## WHAT THE TASK REQUIRES
Using the records below, report how many lines hold "that", with no extra text.

## SUPPLIED MATERIAL

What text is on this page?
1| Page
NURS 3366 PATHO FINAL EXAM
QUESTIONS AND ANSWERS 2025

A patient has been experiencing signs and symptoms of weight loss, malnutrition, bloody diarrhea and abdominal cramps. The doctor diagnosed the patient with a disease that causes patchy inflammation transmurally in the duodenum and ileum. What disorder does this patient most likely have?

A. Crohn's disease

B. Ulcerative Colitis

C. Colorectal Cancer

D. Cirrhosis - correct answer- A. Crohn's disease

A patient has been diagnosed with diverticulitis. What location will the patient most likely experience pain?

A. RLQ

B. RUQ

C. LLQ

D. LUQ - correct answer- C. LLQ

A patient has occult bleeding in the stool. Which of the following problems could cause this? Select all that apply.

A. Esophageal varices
==
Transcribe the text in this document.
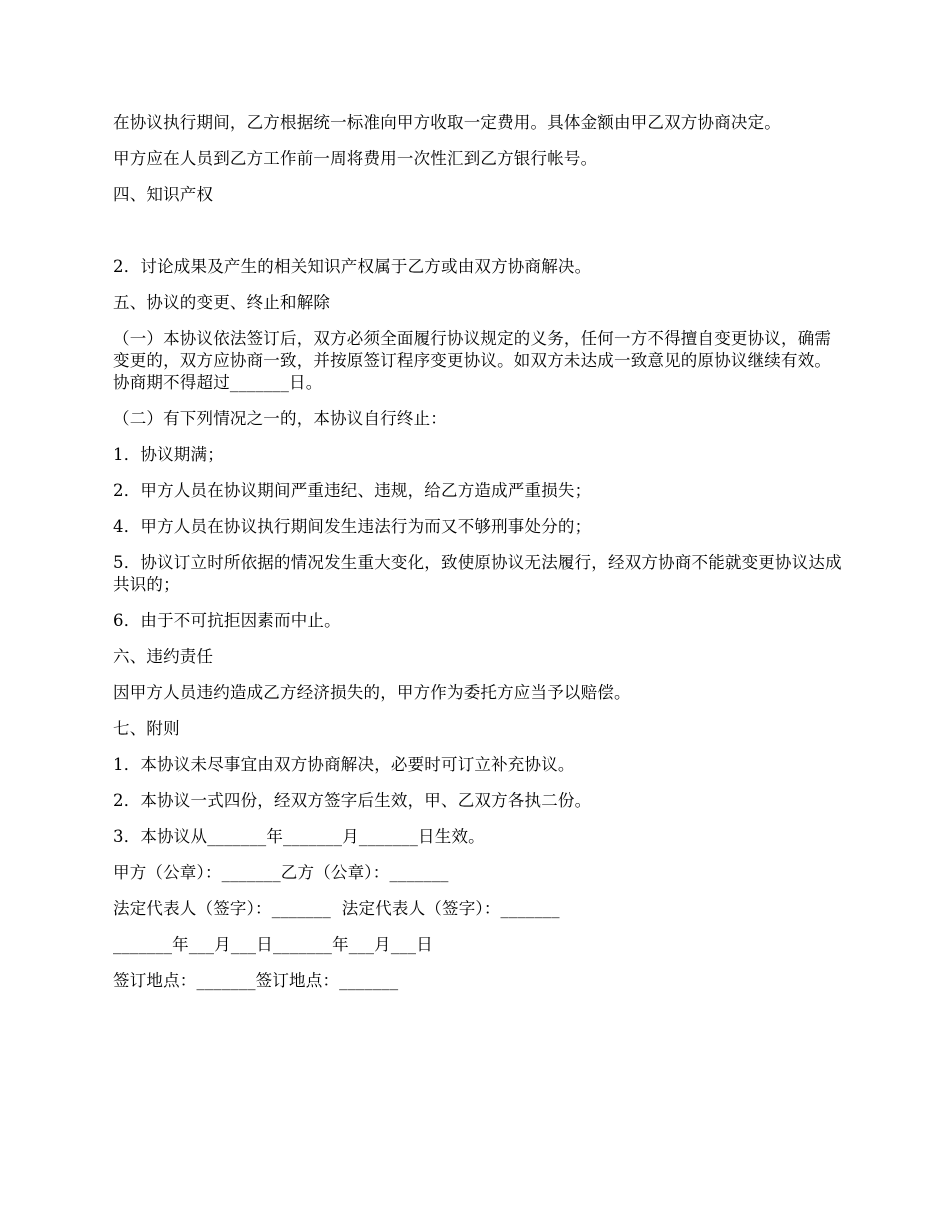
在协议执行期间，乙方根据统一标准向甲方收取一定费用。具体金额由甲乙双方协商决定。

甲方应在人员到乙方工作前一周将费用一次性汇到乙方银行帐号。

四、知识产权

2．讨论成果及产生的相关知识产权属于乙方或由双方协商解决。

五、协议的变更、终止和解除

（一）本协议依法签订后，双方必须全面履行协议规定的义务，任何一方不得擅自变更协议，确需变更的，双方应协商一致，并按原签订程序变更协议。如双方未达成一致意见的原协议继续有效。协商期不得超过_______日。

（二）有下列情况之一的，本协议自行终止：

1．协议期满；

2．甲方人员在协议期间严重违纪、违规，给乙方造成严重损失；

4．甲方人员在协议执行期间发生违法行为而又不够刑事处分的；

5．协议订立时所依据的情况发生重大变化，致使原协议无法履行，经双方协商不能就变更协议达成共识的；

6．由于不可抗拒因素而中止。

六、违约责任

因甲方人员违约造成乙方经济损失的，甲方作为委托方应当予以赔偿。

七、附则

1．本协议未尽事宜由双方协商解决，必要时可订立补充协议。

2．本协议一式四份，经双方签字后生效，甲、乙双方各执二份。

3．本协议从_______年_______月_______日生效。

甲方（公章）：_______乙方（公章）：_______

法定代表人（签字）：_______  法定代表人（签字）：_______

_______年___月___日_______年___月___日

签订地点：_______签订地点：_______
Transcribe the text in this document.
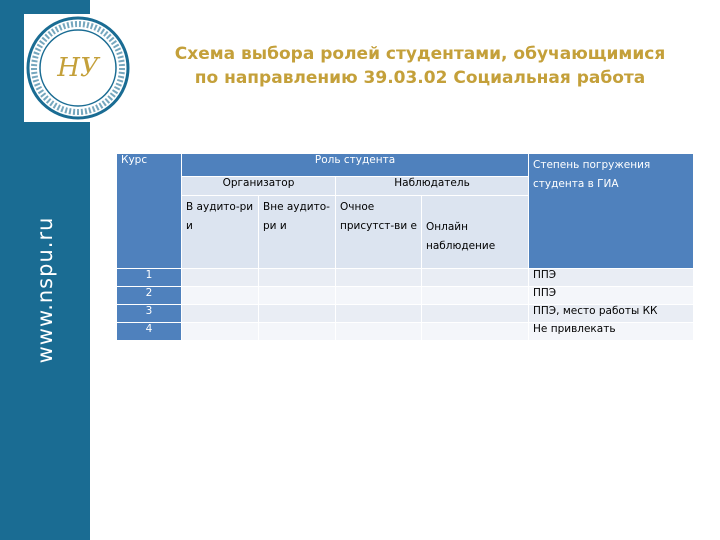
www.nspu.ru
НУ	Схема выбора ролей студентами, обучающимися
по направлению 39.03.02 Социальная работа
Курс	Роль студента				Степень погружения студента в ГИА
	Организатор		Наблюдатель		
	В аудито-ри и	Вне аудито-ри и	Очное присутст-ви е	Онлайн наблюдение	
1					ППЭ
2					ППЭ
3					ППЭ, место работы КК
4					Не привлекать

## EXERCISE OUTPUT
2